▶ **WHAT YOU ARE ASKED TO DO**:
Write out the material exactly. Do not include the pictures.

==============================

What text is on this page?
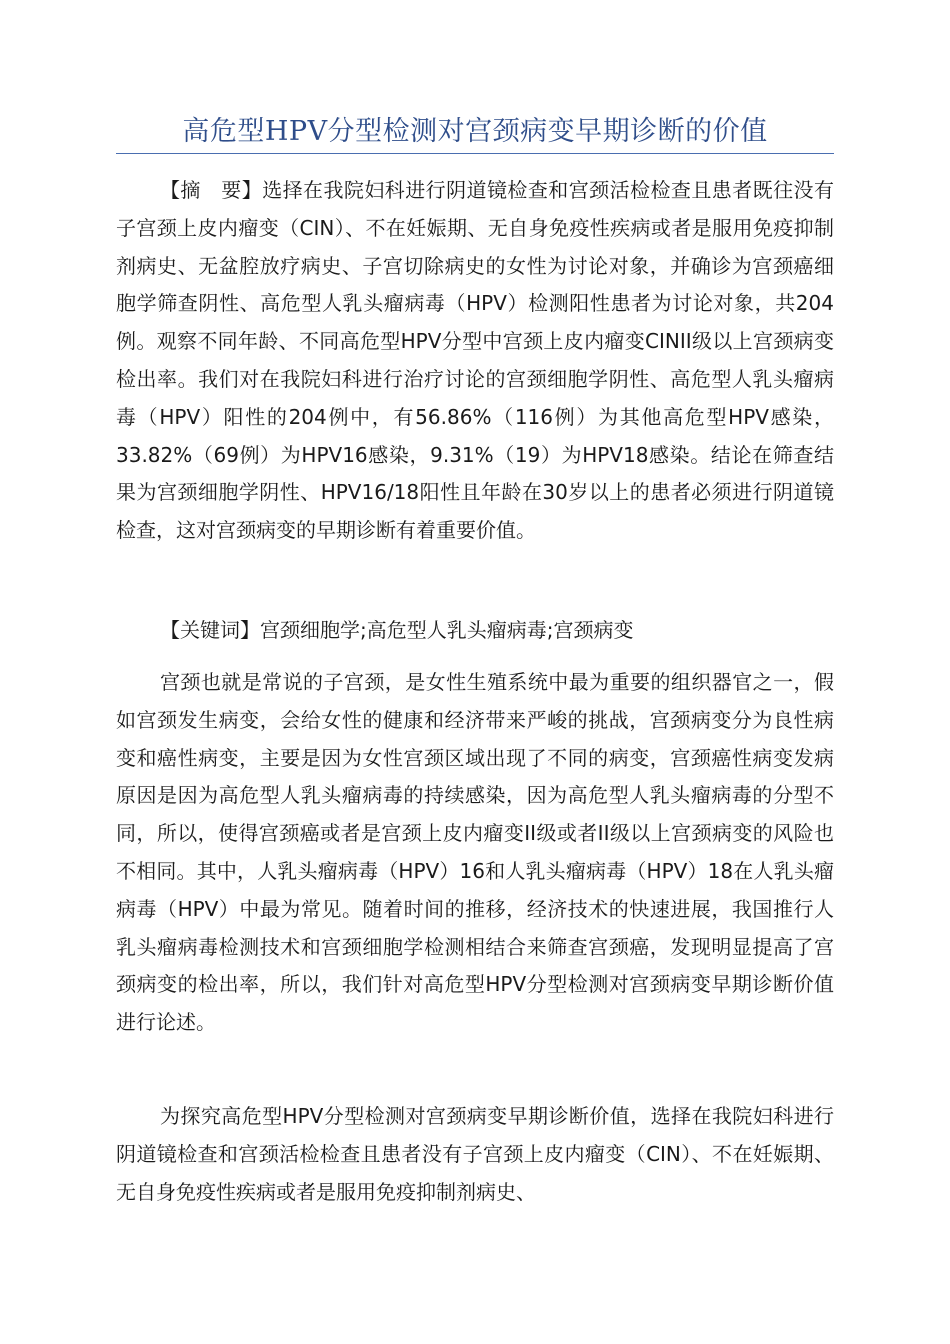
高危型HPV分型检测对宫颈病变早期诊断的价值

【摘　要】选择在我院妇科进行阴道镜检查和宫颈活检检查且患者既往没有子宫颈上皮内瘤变（CIN）、不在妊娠期、无自身免疫性疾病或者是服用免疫抑制剂病史、无盆腔放疗病史、子宫切除病史的女性为讨论对象，并确诊为宫颈癌细胞学筛查阴性、高危型人乳头瘤病毒（HPV）检测阳性患者为讨论对象，共204例。观察不同年龄、不同高危型HPV分型中宫颈上皮内瘤变CINII级以上宫颈病变检出率。我们对在我院妇科进行治疗讨论的宫颈细胞学阴性、高危型人乳头瘤病毒（HPV）阳性的204例中，有56.86%（116例）为其他高危型HPV感染，33.82%（69例）为HPV16感染，9.31%（19）为HPV18感染。结论在筛查结果为宫颈细胞学阴性、HPV16/18阳性且年龄在30岁以上的患者必须进行阴道镜检查，这对宫颈病变的早期诊断有着重要价值。

【关键词】宫颈细胞学;高危型人乳头瘤病毒;宫颈病变

宫颈也就是常说的子宫颈，是女性生殖系统中最为重要的组织器官之一，假如宫颈发生病变，会给女性的健康和经济带来严峻的挑战，宫颈病变分为良性病变和癌性病变，主要是因为女性宫颈区域出现了不同的病变，宫颈癌性病变发病原因是因为高危型人乳头瘤病毒的持续感染，因为高危型人乳头瘤病毒的分型不同，所以，使得宫颈癌或者是宫颈上皮内瘤变II级或者II级以上宫颈病变的风险也不相同。其中，人乳头瘤病毒（HPV）16和人乳头瘤病毒（HPV）18在人乳头瘤病毒（HPV）中最为常见。随着时间的推移，经济技术的快速进展，我国推行人乳头瘤病毒检测技术和宫颈细胞学检测相结合来筛查宫颈癌，发现明显提高了宫颈病变的检出率，所以，我们针对高危型HPV分型检测对宫颈病变早期诊断价值进行论述。

为探究高危型HPV分型检测对宫颈病变早期诊断价值，选择在我院妇科进行阴道镜检查和宫颈活检检查且患者没有子宫颈上皮内瘤变（CIN）、不在妊娠期、无自身免疫性疾病或者是服用免疫抑制剂病史、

==============================

▶ **RESULT OF THE TASK**:
What text is on this page?
高危型HPV分型检测对宫颈病变早期诊断的价值

【摘　要】选择在我院妇科进行阴道镜检查和宫颈活检检查且患者既往没有子宫颈上皮内瘤变（CIN）、不在妊娠期、无自身免疫性疾病或者是服用免疫抑制剂病史、无盆腔放疗病史、子宫切除病史的女性为讨论对象，并确诊为宫颈癌细胞学筛查阴性、高危型人乳头瘤病毒（HPV）检测阳性患者为讨论对象，共204例。观察不同年龄、不同高危型HPV分型中宫颈上皮内瘤变CINII级以上宫颈病变检出率。我们对在我院妇科进行治疗讨论的宫颈细胞学阴性、高危型人乳头瘤病毒（HPV）阳性的204例中，有56.86%（116例）为其他高危型HPV感染，33.82%（69例）为HPV16感染，9.31%（19）为HPV18感染。结论在筛查结果为宫颈细胞学阴性、HPV16/18阳性且年龄在30岁以上的患者必须进行阴道镜检查，这对宫颈病变的早期诊断有着重要价值。

【关键词】宫颈细胞学;高危型人乳头瘤病毒;宫颈病变

宫颈也就是常说的子宫颈，是女性生殖系统中最为重要的组织器官之一，假如宫颈发生病变，会给女性的健康和经济带来严峻的挑战，宫颈病变分为良性病变和癌性病变，主要是因为女性宫颈区域出现了不同的病变，宫颈癌性病变发病原因是因为高危型人乳头瘤病毒的持续感染，因为高危型人乳头瘤病毒的分型不同，所以，使得宫颈癌或者是宫颈上皮内瘤变II级或者II级以上宫颈病变的风险也不相同。其中，人乳头瘤病毒（HPV）16和人乳头瘤病毒（HPV）18在人乳头瘤病毒（HPV）中最为常见。随着时间的推移，经济技术的快速进展，我国推行人乳头瘤病毒检测技术和宫颈细胞学检测相结合来筛查宫颈癌，发现明显提高了宫颈病变的检出率，所以，我们针对高危型HPV分型检测对宫颈病变早期诊断价值进行论述。

为探究高危型HPV分型检测对宫颈病变早期诊断价值，选择在我院妇科进行阴道镜检查和宫颈活检检查且患者没有子宫颈上皮内瘤变（CIN）、不在妊娠期、无自身免疫性疾病或者是服用免疫抑制剂病史、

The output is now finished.